> Items

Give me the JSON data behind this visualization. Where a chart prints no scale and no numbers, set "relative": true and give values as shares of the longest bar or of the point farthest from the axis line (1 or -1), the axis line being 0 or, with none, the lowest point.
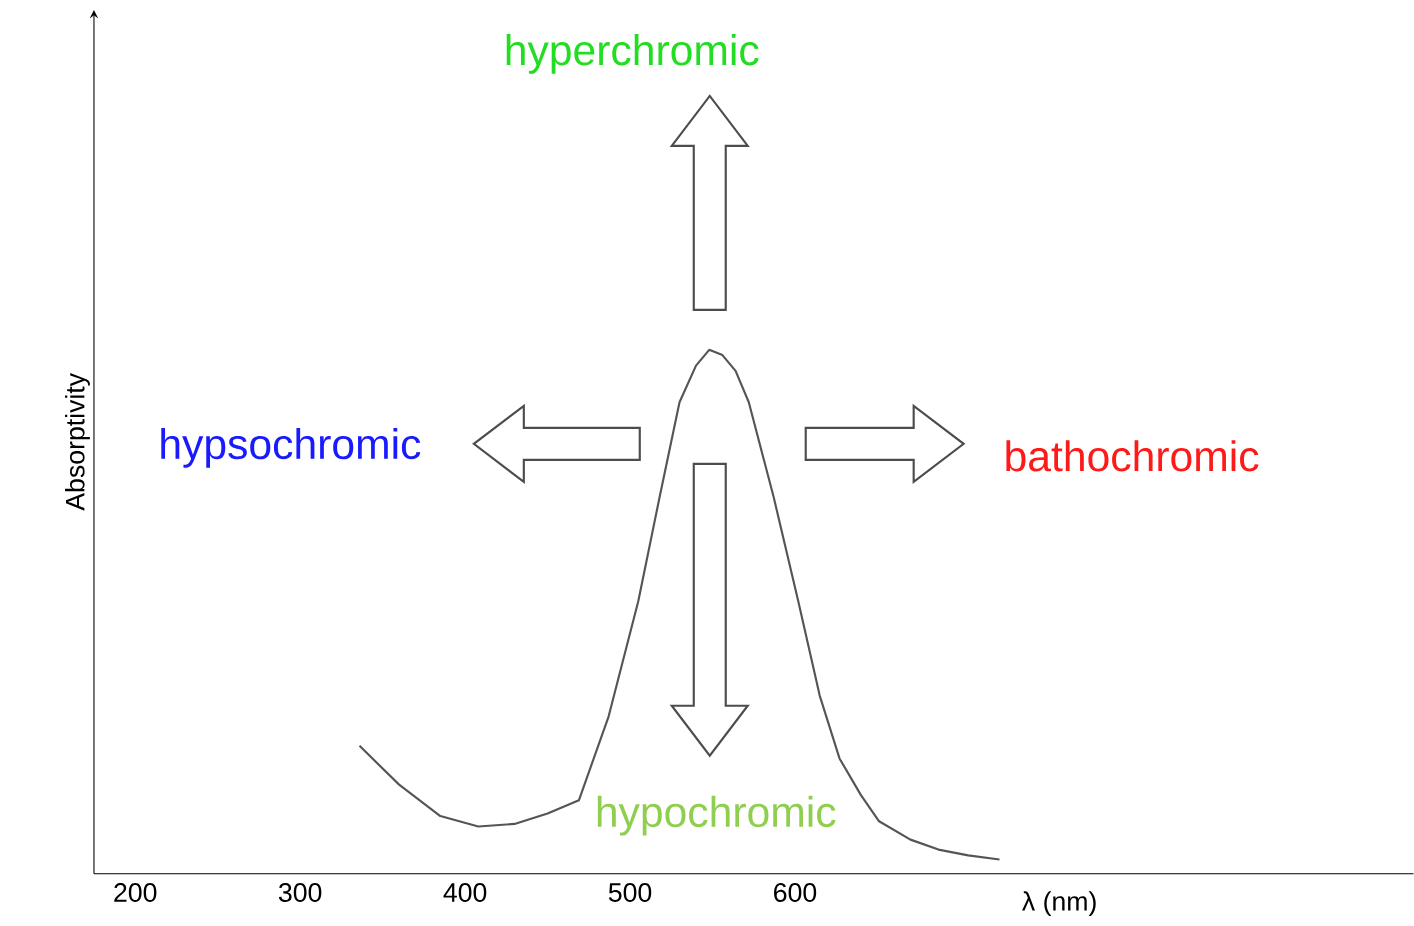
{
  "chart_data": {
    "type": "line",
    "relative": true,
    "xlabel": "λ (nm)",
    "ylabel": "Absorptivity",
    "xlim": [
      175,
      975
    ],
    "xticks": [
      200,
      300,
      400,
      500,
      600
    ],
    "x": [
      336,
      360,
      385,
      408,
      430,
      450,
      469,
      487,
      505,
      518,
      530,
      540,
      548,
      556,
      564,
      572,
      587,
      602,
      615,
      627,
      640,
      651,
      670,
      687,
      705,
      724
    ],
    "values": [
      0.244,
      0.17,
      0.11,
      0.09,
      0.095,
      0.115,
      0.14,
      0.3,
      0.52,
      0.72,
      0.9,
      0.97,
      1.0,
      0.99,
      0.96,
      0.9,
      0.72,
      0.52,
      0.34,
      0.22,
      0.15,
      0.1,
      0.065,
      0.046,
      0.035,
      0.027
    ],
    "color": "#555555",
    "marker": "none",
    "annotations": [
      "hyperchromic",
      "hypsochromic",
      "bathochromic",
      "hypochromic"
    ]
  }
}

> Exercise objective
Every entry should be returned exactly as written, minus the pictures.

> Complete output
Give me the JSON data behind this visualization. Where a chart prints no scale and no numbers, set "relative": true and give values as shares of the longest bar or of the point farthest from the axis line (1 or -1), the axis line being 0 or, with none, the lowest point.
{
  "chart_data": {
    "type": "line",
    "relative": true,
    "xlabel": "λ (nm)",
    "ylabel": "Absorptivity",
    "xlim": [
      175,
      975
    ],
    "xticks": [
      200,
      300,
      400,
      500,
      600
    ],
    "x": [
      336,
      360,
      385,
      408,
      430,
      450,
      469,
      487,
      505,
      518,
      530,
      540,
      548,
      556,
      564,
      572,
      587,
      602,
      615,
      627,
      640,
      651,
      670,
      687,
      705,
      724
    ],
    "values": [
      0.244,
      0.17,
      0.11,
      0.09,
      0.095,
      0.115,
      0.14,
      0.3,
      0.52,
      0.72,
      0.9,
      0.97,
      1.0,
      0.99,
      0.96,
      0.9,
      0.72,
      0.52,
      0.34,
      0.22,
      0.15,
      0.1,
      0.065,
      0.046,
      0.035,
      0.027
    ],
    "color": "#555555",
    "marker": "none",
    "annotations": [
      "hyperchromic",
      "hypsochromic",
      "bathochromic",
      "hypochromic"
    ]
  }
}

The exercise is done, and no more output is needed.